Filter the data below, keeping only lines that contain "detailed".

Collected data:
------
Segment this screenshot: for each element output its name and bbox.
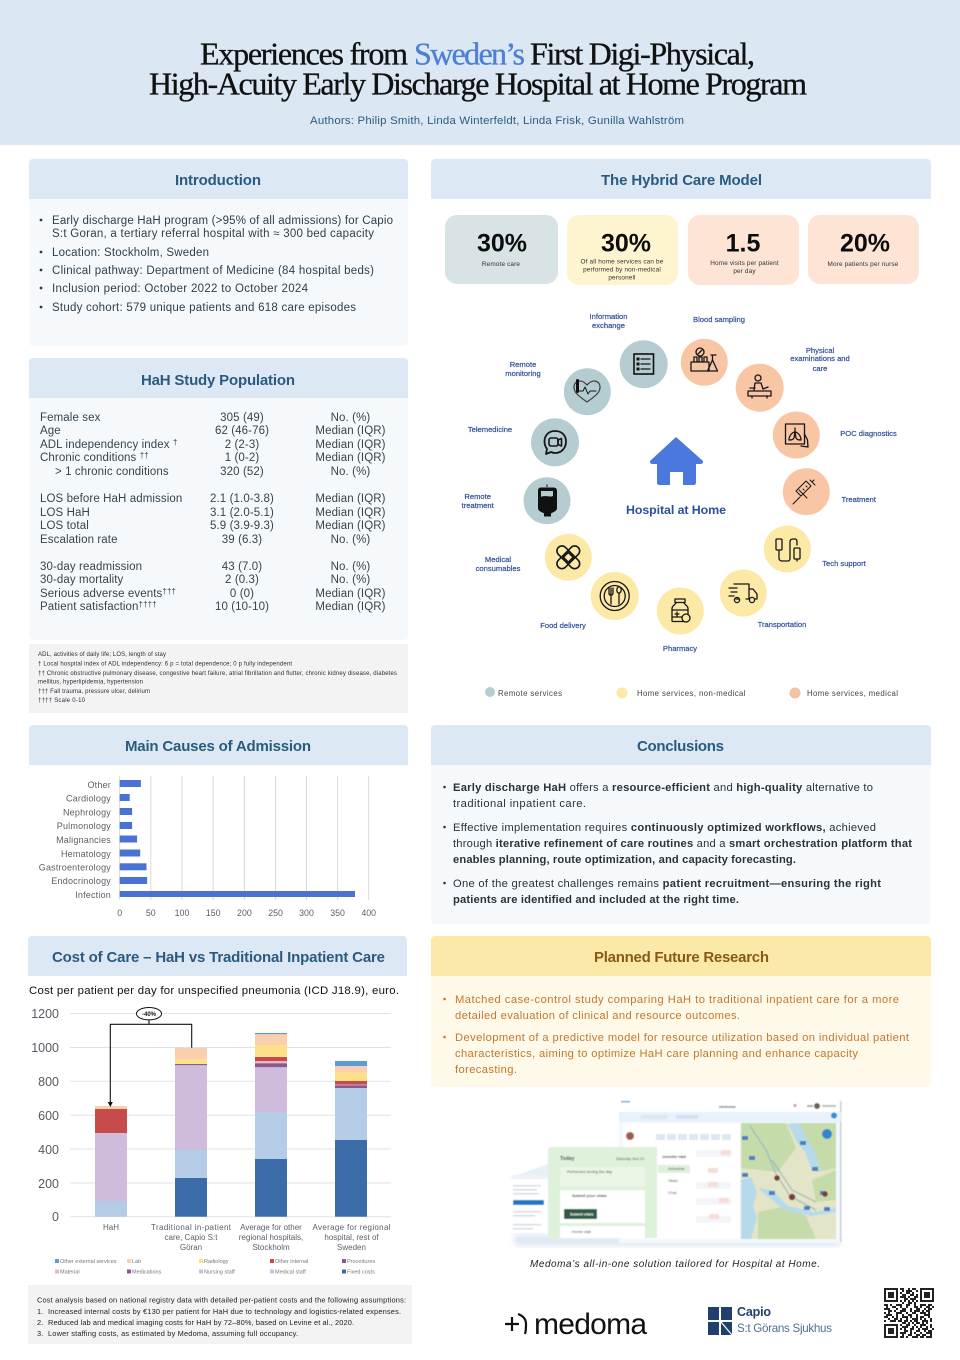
heading: main causes: Main Causes of Admission (125, 738, 311, 755)
footnotes: study population (29, 644, 408, 713)
table: study population: Median (IQR) (315, 425, 386, 437)
service: information exchange (590, 312, 668, 388)
panel: hybrid care model (431, 159, 931, 698)
bar chart: main causes: Hematology (61, 849, 111, 859)
stacked bar chart: cost per patient: 1000 (31, 1041, 59, 1055)
table: study population: †††† (139, 600, 157, 609)
table: study population: 39 (6.3) (222, 534, 262, 546)
service: remote monitoring: monitoring (505, 369, 541, 378)
footnotes: study population: ††† Fall trauma, pressure ulcer, delirium (38, 689, 150, 695)
service: POC diagnostics: POC diagnostics (840, 429, 897, 438)
service: information exchange: Information (590, 312, 628, 321)
panel: conclusions (431, 725, 931, 924)
panel: planned future research (431, 936, 931, 1087)
chart legend: Other external services (60, 1259, 117, 1265)
chart legend: Lab (132, 1259, 141, 1265)
legend: service types: Remote services (498, 689, 562, 698)
service: medical consumables: consumables (476, 564, 521, 573)
logo: medoma: medoma (534, 1308, 647, 1341)
bullet list: conclusions: through iterative refinement of care routines and a smart orchestration platform that (453, 838, 912, 850)
stat card: patients per nurse: 20% (840, 230, 890, 258)
stat card: patients per nurse: More patients per nurse (828, 261, 899, 268)
table: study population: Escalation rate (40, 534, 118, 546)
bullet list: conclusions: Early discharge HaH offers a resource-efficient and high-quality alternative to (453, 782, 873, 794)
bar: HaH (95, 1106, 127, 1217)
tablet today view: Submit vitals (570, 1212, 594, 1216)
table: study population: Median (IQR) (315, 493, 386, 505)
stat card: non-medical personnel: 30% (601, 230, 651, 258)
tablet today view: Submit your vitals (572, 1193, 607, 1198)
bar: other regional hospitals, Stockholm (255, 1033, 287, 1217)
title (149, 36, 807, 102)
logo: Capio S:t Görans Sjukhus: S:t Görans Sjukhus (737, 1322, 832, 1335)
title: First Digi-Physical, (530, 36, 755, 72)
stacked bar chart: cost per patient: 200 (38, 1177, 59, 1191)
service: information exchange: exchange (592, 321, 625, 330)
service: transportation: Transportation (758, 620, 806, 629)
heading: planned future research: Planned Future Research (594, 949, 769, 966)
bracket: -40% comparison: -40% (142, 1012, 157, 1018)
QR code (884, 1289, 934, 1337)
title: Sweden’s (414, 36, 525, 72)
chart legend: Nursing staff (204, 1270, 235, 1276)
tablet today view: Jennifer Hall (662, 1154, 686, 1159)
bullet list: introduction (40, 215, 393, 314)
heading: introduction: Introduction (175, 172, 261, 189)
bullet list: future research (443, 994, 910, 1076)
stacked bar chart: cost per patient: Stockholm (252, 1243, 290, 1252)
screenshot caption: Medoma’s all-in-one solution tailored for Hospital at Home. (530, 1259, 820, 1270)
table: study population: ††† (162, 587, 176, 596)
stat card: home visits: per day (733, 268, 756, 275)
table: study population: †† (140, 451, 149, 460)
bullet list: conclusions: enables planning, route optimization, and capacity forecasting. (453, 854, 796, 866)
stacked bar chart: cost per patient: care, Capio S:t (165, 1233, 218, 1242)
panel: HaH study population (29, 358, 408, 640)
bullet list: future research: Development of a predictive model for resource utilization based on individual patient (455, 1032, 910, 1044)
stacked bar chart: cost per patient: Göran (180, 1243, 202, 1252)
map (741, 1123, 836, 1239)
bar: regional hospital, rest of Sweden (335, 1061, 367, 1217)
bar chart: main causes: 250 (268, 908, 283, 918)
bar chart: main causes (39, 776, 376, 918)
table: study population: 10 (10-10) (215, 601, 269, 613)
bullet list: conclusions (443, 782, 912, 906)
stat card: non-medical personnel: personell (608, 274, 636, 282)
service: remote monitoring (505, 360, 611, 415)
table: study population: ADL independency index (40, 439, 170, 451)
table: study population: Median (IQR) (315, 520, 386, 532)
bullet list: introduction: Inclusion period: October 2022 to October 2024 (52, 283, 309, 295)
legend: service types: Home services, medical (807, 689, 898, 698)
service: pharmacy: Pharmacy (663, 644, 697, 653)
table: study population: 320 (52) (220, 466, 264, 478)
chart subtitle: Cost per patient per day for unspecified pneumonia (ICD J18.9), euro. (29, 985, 399, 997)
footnotes: study population: † Local hospital index of ADL independency: 6 p = total dependence; 0 p fully independent (38, 662, 292, 668)
table: study population: Age (40, 425, 61, 437)
table: study population: 30-day readmission (40, 561, 142, 573)
service: medical consumables (476, 534, 592, 581)
table: study population: Serious adverse events (40, 588, 162, 600)
stacked bar chart: cost per patient: Average for other (240, 1223, 302, 1232)
service: treatment: Treatment (842, 495, 877, 504)
table: study population: Patient satisfaction (40, 601, 139, 613)
bar chart: main causes: Other (87, 780, 111, 790)
bar chart: main causes: Cardiology (66, 794, 111, 804)
tablet today view: Performed during the day (567, 1169, 612, 1174)
legend: service types (485, 687, 898, 698)
tablet today view: Home visit (572, 1229, 592, 1234)
chart legend: Medical staff (275, 1270, 306, 1276)
chart legend: Medications (132, 1270, 162, 1276)
table: study population: Median (IQR) (315, 452, 386, 464)
chart legend: Other internal (275, 1259, 308, 1265)
stacked bar chart: cost per patient: Sweden (337, 1243, 366, 1252)
header banner (0, 0, 960, 145)
service: remote treatment (462, 477, 570, 524)
cost assumptions note: 3. (37, 1329, 43, 1338)
table: study population: 5.9 (3.9-9.3) (210, 520, 274, 532)
service: telemedicine: Telemedicine (468, 425, 512, 434)
title: High-Acuity Early Discharge Hospital at Home Program (149, 66, 807, 102)
cost assumptions note: Lower staffing costs, as estimated by Medoma, assuming full occupancy. (48, 1329, 298, 1338)
bar chart: main causes: 350 (330, 908, 345, 918)
table: study population: 2 (2-3) (225, 439, 259, 451)
table: study population: 3.1 (2.0-5.1) (210, 507, 274, 519)
tablet today view: Saturday Nov 22 (616, 1157, 644, 1161)
stat card: remote care: Remote care (482, 261, 520, 268)
bar chart: main causes: Pulmonology (57, 821, 111, 831)
bullet list: conclusions: patients are identified and included at the right time. (453, 894, 739, 906)
table: study population: No. (%) (331, 561, 370, 573)
table: study population: 43 (7.0) (222, 561, 262, 573)
bullet list: introduction: Location: Stockholm, Sweden (52, 247, 209, 259)
stat card: remote care: 30% (477, 230, 527, 258)
stat card: non-medical personnel (567, 215, 678, 285)
table: study population: LOS total (40, 520, 89, 532)
logo: Capio S:t Görans Sjukhus (708, 1305, 832, 1335)
cost assumptions note: 2. (37, 1318, 43, 1327)
service: pharmacy (657, 588, 704, 653)
service: remote treatment: Remote (464, 492, 491, 501)
footnotes: study population: ADL, activities of daily life; LOS, length of stay (38, 652, 166, 658)
service: tech support: Tech support (822, 559, 867, 568)
phone view (509, 1153, 550, 1240)
service: transportation (720, 570, 806, 629)
chart legend: Procedures (347, 1259, 375, 1265)
bar chart: main causes: Malignancies (56, 835, 111, 845)
chart legend (55, 1259, 375, 1276)
table: study population: No. (%) (331, 466, 370, 478)
service: treatment (783, 468, 877, 515)
stat card: non-medical personnel: Of all home services can be (581, 258, 664, 266)
cost assumptions note (28, 1285, 412, 1344)
service: medical consumables: Medical (485, 555, 511, 564)
stacked bar chart: cost per patient: regional hospitals, (239, 1233, 303, 1242)
table: study population: No. (%) (331, 534, 370, 546)
bar chart: main causes: Nephrology (63, 808, 111, 818)
stat card: remote care (445, 215, 558, 284)
footnotes: study population: mellitus, hyperlipidemia, hypertension (38, 680, 143, 686)
panel: introduction (29, 159, 408, 346)
tablet today view: Schedule (668, 1166, 685, 1171)
chart legend: Radiology (204, 1259, 229, 1265)
stacked bar chart: cost per patient: Traditional in-patient (151, 1223, 232, 1232)
stacked bar chart: cost per patient: 400 (38, 1143, 59, 1157)
stacked bar chart: cost per patient: 1200 (31, 1007, 59, 1021)
stacked bar chart: cost per patient (31, 1007, 391, 1252)
service: POC diagnostics (773, 412, 897, 458)
stacked bar chart: cost per patient: 800 (38, 1075, 59, 1089)
bullet list: future research: forecasting. (455, 1064, 517, 1076)
panel: cost of care (28, 936, 407, 1276)
desktop window with map: medoma (719, 1104, 736, 1109)
bar chart: main causes: Gastroenterology (39, 862, 111, 872)
service: food delivery (540, 572, 639, 630)
bar chart: main causes: 50 (146, 908, 156, 918)
cost assumptions note: 1. (37, 1307, 43, 1316)
bullet list: conclusions: traditional inpatient care. (453, 798, 586, 810)
table: study population (40, 412, 386, 613)
legend: service types: Home services, non-medical (637, 689, 746, 698)
bar: traditional in-patient care (175, 1048, 207, 1217)
bar chart: main causes: 150 (206, 908, 221, 918)
table: study population: LOS HaH (40, 507, 90, 519)
bar chart: main causes: 0 (117, 908, 122, 918)
heading: study population: HaH Study Population (141, 372, 295, 389)
stat card: home visits: 1.5 (726, 230, 760, 258)
tablet today view: Today (560, 1156, 575, 1162)
tablet today view: Chat (668, 1190, 677, 1195)
table: study population: 305 (49) (220, 412, 264, 424)
heading: cost of care: Cost of Care – HaH vs Traditional Inpatient Care (52, 949, 385, 966)
bar chart: main causes: 100 (175, 908, 189, 918)
chart legend: Material (60, 1270, 80, 1276)
stat card: home visits (688, 215, 799, 285)
service: physical examinations: examinations and (790, 354, 850, 363)
table: study population: Median (IQR) (315, 601, 386, 613)
table: study population: > 1 chronic conditions (55, 466, 169, 478)
stacked bar chart: cost per patient: 0 (52, 1210, 59, 1224)
product screenshot: Medoma solution (509, 1100, 842, 1246)
bar chart: main causes: 200 (237, 908, 252, 918)
heading: conclusions: Conclusions (637, 738, 724, 755)
table: study population: Median (IQR) (315, 507, 386, 519)
cost assumptions note: Increased internal costs by €130 per patient for HaH due to technology and logistics-related expenses. (48, 1307, 401, 1316)
bar chart: main causes: 300 (299, 908, 314, 918)
service: food delivery: Food delivery (540, 621, 586, 630)
table: study population: † (173, 438, 178, 447)
bullet list: introduction: Study cohort: 579 unique patients and 618 care episodes (52, 302, 356, 314)
stacked bar chart: cost per patient: 600 (38, 1109, 59, 1123)
stacked bar chart: cost per patient: hospital, rest of (324, 1233, 379, 1242)
desktop window with map (619, 1100, 842, 1243)
bullet list: introduction: Early discharge HaH program (>95% of all admissions) for Capio (52, 215, 393, 227)
service: blood sampling: Blood sampling (693, 315, 745, 324)
table: study population: 62 (46-76) (215, 425, 269, 437)
table: study population: 30-day mortality (40, 574, 124, 586)
bullet list: introduction: S:t Goran, a tertiary referral hospital with ≈ 300 bed capacity (52, 228, 374, 240)
authors: Authors: Philip Smith, Linda Winterfeldt, Linda Frisk, Gunilla Wahlström (310, 115, 684, 127)
table: study population: No. (%) (331, 574, 370, 586)
bullet list: conclusions: One of the greatest challenges remains patient recruitment—ensuring the right (453, 878, 881, 890)
bullet list: introduction: Clinical pathway: Department of Medicine (84 hospital beds) (52, 265, 374, 277)
footnotes: study population: †† Chronic obstructive pulmonary disease, congestive heart failure, atrial fibrillation and flutter, chronic kidney disease, diabetes (38, 671, 397, 677)
service: remote monitoring: Remote (510, 360, 536, 369)
table: study population: Median (IQR) (315, 588, 386, 600)
panel: main causes of admission (29, 725, 408, 918)
bar chart: main causes: Infection (75, 890, 111, 900)
table: study population: 2 (0.3) (225, 574, 259, 586)
bullet list: conclusions: Effective implementation requires continuously optimized workflows, achieved (453, 822, 876, 834)
table: study population: No. (%) (331, 412, 370, 424)
service: blood sampling (681, 315, 745, 386)
bar chart: main causes: Endocrinology (51, 876, 111, 886)
service: tech support (764, 526, 867, 572)
service: physical examinations (736, 346, 850, 412)
chart legend: Fixed costs (347, 1270, 375, 1276)
service: telemedicine (468, 418, 579, 466)
stat card: home visits: Home visits per patient (710, 260, 779, 267)
logo: Capio S:t Görans Sjukhus: Capio (737, 1305, 771, 1319)
tablet today view (548, 1147, 696, 1238)
bullet list: future research: detailed evaluation of clinical and resource outcomes. (455, 1010, 740, 1022)
service: remote treatment: treatment (462, 501, 495, 510)
bar chart: main causes: 400 (361, 908, 376, 918)
table: study population: 1 (0-2) (225, 452, 259, 464)
service: physical examinations: care (813, 364, 827, 373)
bracket: -40% comparison (108, 1008, 192, 1107)
heading: hybrid care model: The Hybrid Care Model (601, 172, 762, 189)
icon: house, Hospital at Home: Hospital at Home (626, 503, 726, 517)
table: study population: Chronic conditions (40, 452, 136, 464)
tablet today view: Vitals (668, 1178, 678, 1183)
stacked bar chart: cost per patient: HaH (103, 1223, 119, 1232)
table: study population: 0 (0) (230, 588, 254, 600)
table: study population: Female sex (40, 412, 101, 424)
icon: house, Hospital at Home (626, 437, 726, 517)
cost assumptions note: Reduced lab and medical imaging costs for HaH by 72–80%, based on Levine et al., 2020. (48, 1318, 354, 1327)
table: study population: LOS before HaH admission (40, 493, 182, 505)
service: physical examinations: Physical (806, 346, 834, 355)
table: study population: 2.1 (1.0-3.8) (210, 493, 274, 505)
footnotes: study population: †††† Scale 0-10 (38, 698, 86, 704)
bullet list: future research: characteristics, aiming to optimize HaH care planning and enhance capacity (455, 1048, 858, 1060)
cost assumptions note: Cost analysis based on national registry data with detailed per-patient costs and the following assumptions: (37, 1296, 406, 1304)
stacked bar chart: cost per patient: Average for regional (312, 1223, 391, 1232)
bullet list: future research: Matched case-control study comparing HaH to traditional inpatient care for a more (455, 994, 899, 1006)
stat card: patients per nurse (808, 215, 919, 284)
title: Experiences from (200, 36, 408, 72)
table: study population: Median (IQR) (315, 439, 386, 451)
stat card: non-medical personnel: performed by non-medical (583, 266, 661, 274)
------
— Expected answer —
bullet list: future research: detailed evaluation of clinical and resource outcomes. (455, 1010, 740, 1022)
cost assumptions note: Cost analysis based on national registry data with detailed per-patient costs and the following assumptions: (37, 1296, 406, 1304)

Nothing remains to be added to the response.